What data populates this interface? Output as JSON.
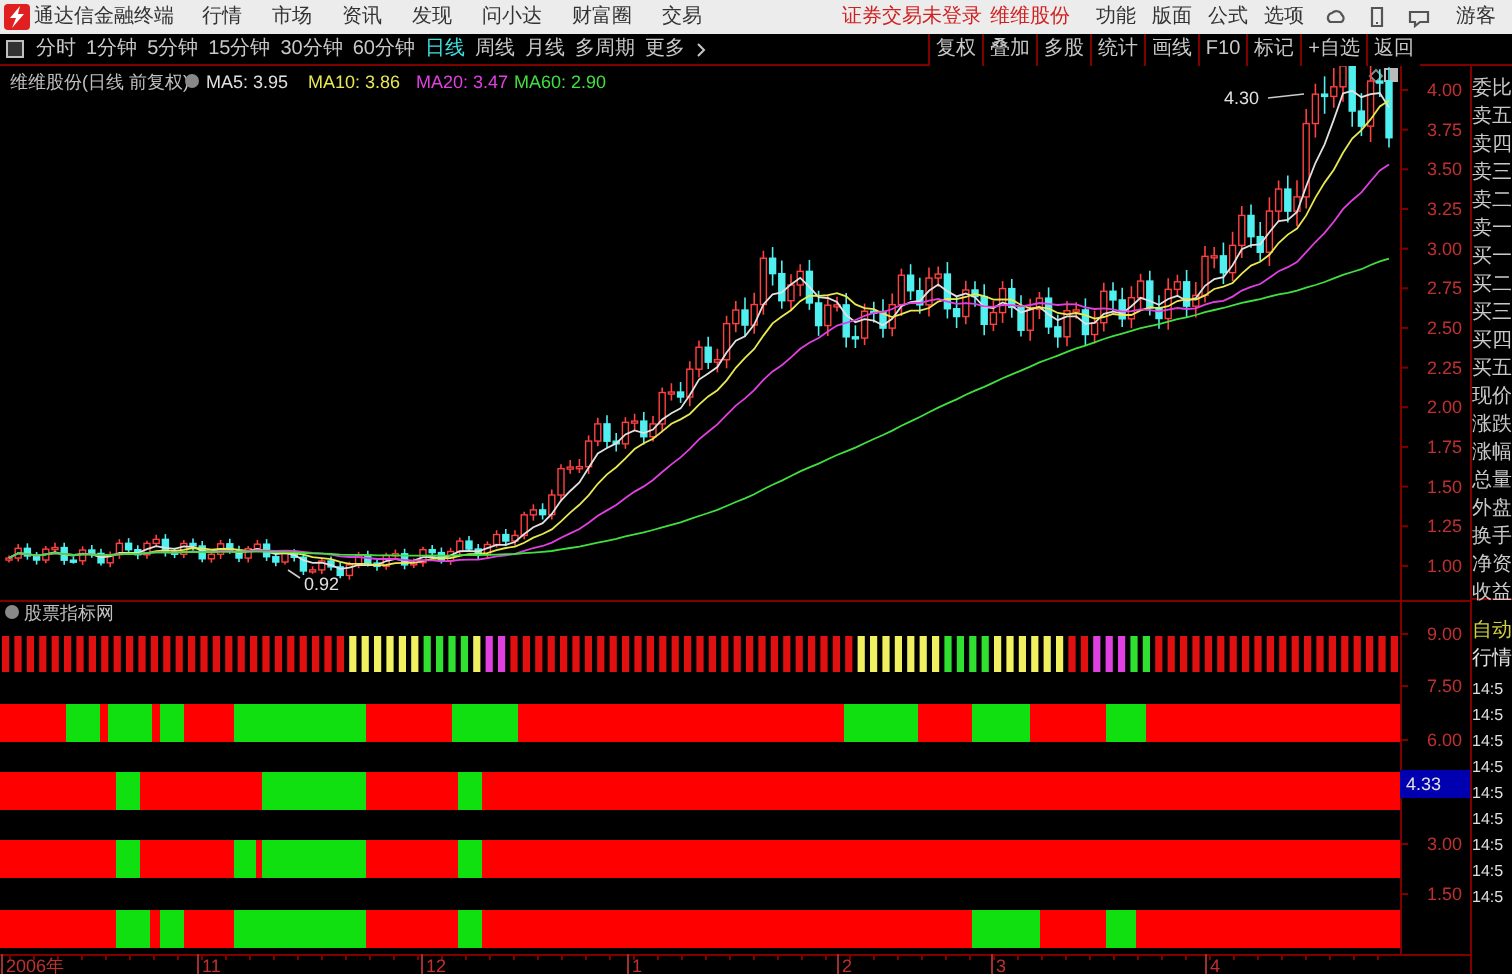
{
  "app": {
    "title": "通达信金融终端",
    "menu": [
      "行情",
      "市场",
      "资讯",
      "发现",
      "问小达",
      "财富圈",
      "交易"
    ],
    "login_status": "证券交易未登录",
    "stock_name": "维维股份",
    "right_menu": [
      "功能",
      "版面",
      "公式",
      "选项"
    ],
    "user": "游客"
  },
  "periods": [
    {
      "label": "分时",
      "selected": false
    },
    {
      "label": "1分钟",
      "selected": false
    },
    {
      "label": "5分钟",
      "selected": false
    },
    {
      "label": "15分钟",
      "selected": false
    },
    {
      "label": "30分钟",
      "selected": false
    },
    {
      "label": "60分钟",
      "selected": false
    },
    {
      "label": "日线",
      "selected": true
    },
    {
      "label": "周线",
      "selected": false
    },
    {
      "label": "月线",
      "selected": false
    },
    {
      "label": "多周期",
      "selected": false
    },
    {
      "label": "更多",
      "selected": false
    }
  ],
  "tools": [
    "复权",
    "叠加",
    "多股",
    "统计",
    "画线",
    "F10",
    "标记",
    "+自选",
    "返回"
  ],
  "price_chart": {
    "title": "维维股份(日线 前复权)",
    "ma": [
      {
        "label": "MA5: 3.95",
        "color": "#e0e0e0"
      },
      {
        "label": "MA10: 3.86",
        "color": "#e8e850"
      },
      {
        "label": "MA20: 3.47",
        "color": "#e040e0"
      },
      {
        "label": "MA60: 2.90",
        "color": "#40e040"
      }
    ],
    "y_labels": [
      "4.00",
      "3.75",
      "3.50",
      "3.25",
      "3.00",
      "2.75",
      "2.50",
      "2.25",
      "2.00",
      "1.75",
      "1.50",
      "1.25",
      "1.00"
    ],
    "high_label": "4.30",
    "low_label": "0.92"
  },
  "indicator": {
    "title": "股票指标网",
    "y_labels": [
      {
        "text": "9.00",
        "kind": "tick"
      },
      {
        "text": "7.50",
        "kind": "tick"
      },
      {
        "text": "6.00",
        "kind": "tick"
      },
      {
        "text": "4.33",
        "kind": "cursor"
      },
      {
        "text": "3.00",
        "kind": "tick"
      },
      {
        "text": "1.50",
        "kind": "tick"
      }
    ]
  },
  "x_labels": [
    "2006年",
    "11",
    "12",
    "1",
    "2",
    "3",
    "4"
  ],
  "quote_panel": {
    "labels": [
      "委比",
      "卖五",
      "卖四",
      "卖三",
      "卖二",
      "卖一",
      "买一",
      "买二",
      "买三",
      "买四",
      "买五",
      "现价",
      "涨跌",
      "涨幅",
      "总量",
      "外盘",
      "换手",
      "净资",
      "收益"
    ],
    "mode": "自动",
    "tab": "行情",
    "times": [
      "14:5",
      "14:5",
      "14:5",
      "14:5",
      "14:5",
      "14:5",
      "14:5",
      "14:5",
      "14:5"
    ]
  }
}
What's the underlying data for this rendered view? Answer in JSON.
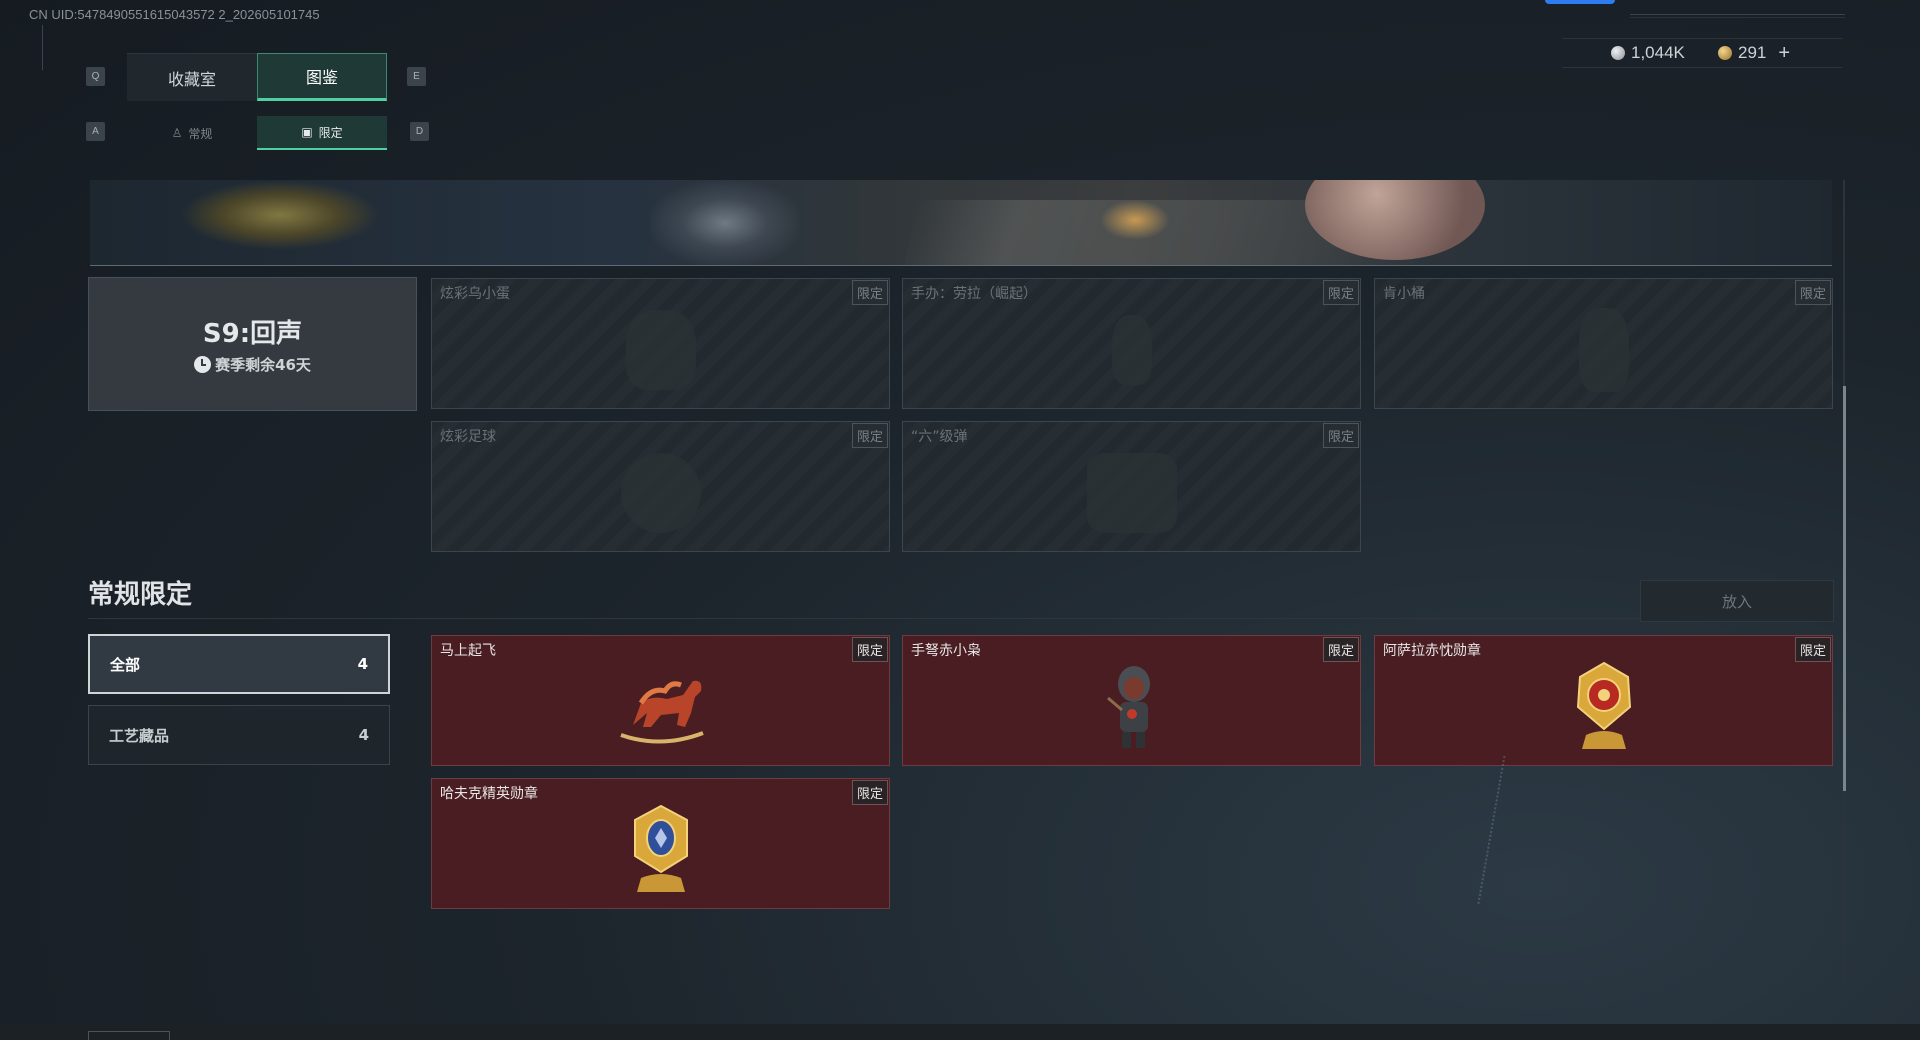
{
  "uid": "CN UID:5478490551615043572 2_202605101745",
  "keys": {
    "prev_tab": "Q",
    "next_tab": "E",
    "prev_sub": "A",
    "next_sub": "D"
  },
  "tabs": {
    "main": [
      "收藏室",
      "图鉴"
    ],
    "sub": [
      "常规",
      "限定"
    ]
  },
  "currency": {
    "silver": "1,044K",
    "gold": "291",
    "add": "+"
  },
  "season": {
    "title": "S9:回声",
    "remaining": "赛季剩余46天"
  },
  "season_items": [
    {
      "name": "炫彩乌小蛋",
      "tag": "限定",
      "icon": "egg-bird-silhouette-icon"
    },
    {
      "name": "手办：劳拉（崛起）",
      "tag": "限定",
      "icon": "figure-silhouette-icon"
    },
    {
      "name": "肯小桶",
      "tag": "限定",
      "icon": "bucket-silhouette-icon"
    },
    {
      "name": "炫彩足球",
      "tag": "限定",
      "icon": "football-silhouette-icon"
    },
    {
      "name": "“六”级弹",
      "tag": "限定",
      "icon": "bullets-silhouette-icon"
    }
  ],
  "section": {
    "title": "常规限定",
    "place_button": "放入"
  },
  "filters": [
    {
      "label": "全部",
      "count": "4"
    },
    {
      "label": "工艺藏品",
      "count": "4"
    }
  ],
  "regular_items": [
    {
      "name": "马上起飞",
      "tag": "限定",
      "icon": "rocking-horse-icon"
    },
    {
      "name": "手弩赤小枭",
      "tag": "限定",
      "icon": "hooded-figure-icon"
    },
    {
      "name": "阿萨拉赤忱勋章",
      "tag": "限定",
      "icon": "gold-medal-icon"
    },
    {
      "name": "哈夫克精英勋章",
      "tag": "限定",
      "icon": "blue-medal-icon"
    }
  ],
  "colors": {
    "accent": "#4fd0a0",
    "owned_card": "#4a1d22",
    "locked_card": "#232a2f"
  }
}
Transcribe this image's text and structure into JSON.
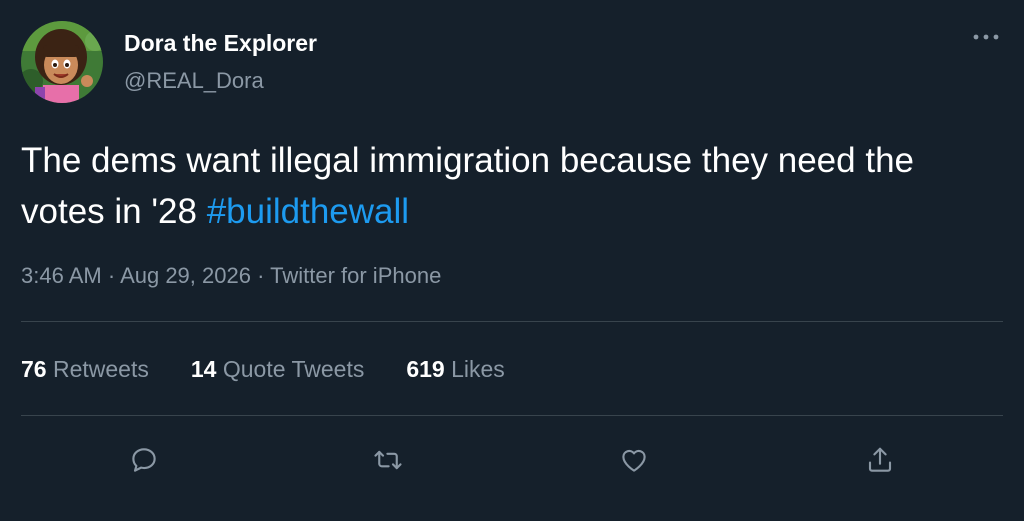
{
  "author": {
    "display_name": "Dora the Explorer",
    "handle": "@REAL_Dora"
  },
  "tweet": {
    "text": "The dems want illegal immigration because they need the votes in '28 ",
    "hashtag": "#buildthewall",
    "time": "3:46 AM",
    "date": "Aug 29, 2026",
    "source": "Twitter for iPhone",
    "separator": " · "
  },
  "stats": {
    "retweets": {
      "count": "76",
      "label": "Retweets"
    },
    "quote_tweets": {
      "count": "14",
      "label": "Quote Tweets"
    },
    "likes": {
      "count": "619",
      "label": "Likes"
    }
  },
  "actions": [
    "reply-icon",
    "retweet-icon",
    "like-icon",
    "share-icon"
  ],
  "colors": {
    "background": "#15202b",
    "text": "#ffffff",
    "secondary": "#8b98a5",
    "link": "#1d9bf0",
    "divider": "#38444d"
  }
}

-=-=-

Request | Copy each line of the listing that contains the string "JSON".

The completed task |
What data populates this interface? Output as JSON.
What's the underlying data for this rendered view? Answer in JSON.
Transcribe this image's text and structure into JSON.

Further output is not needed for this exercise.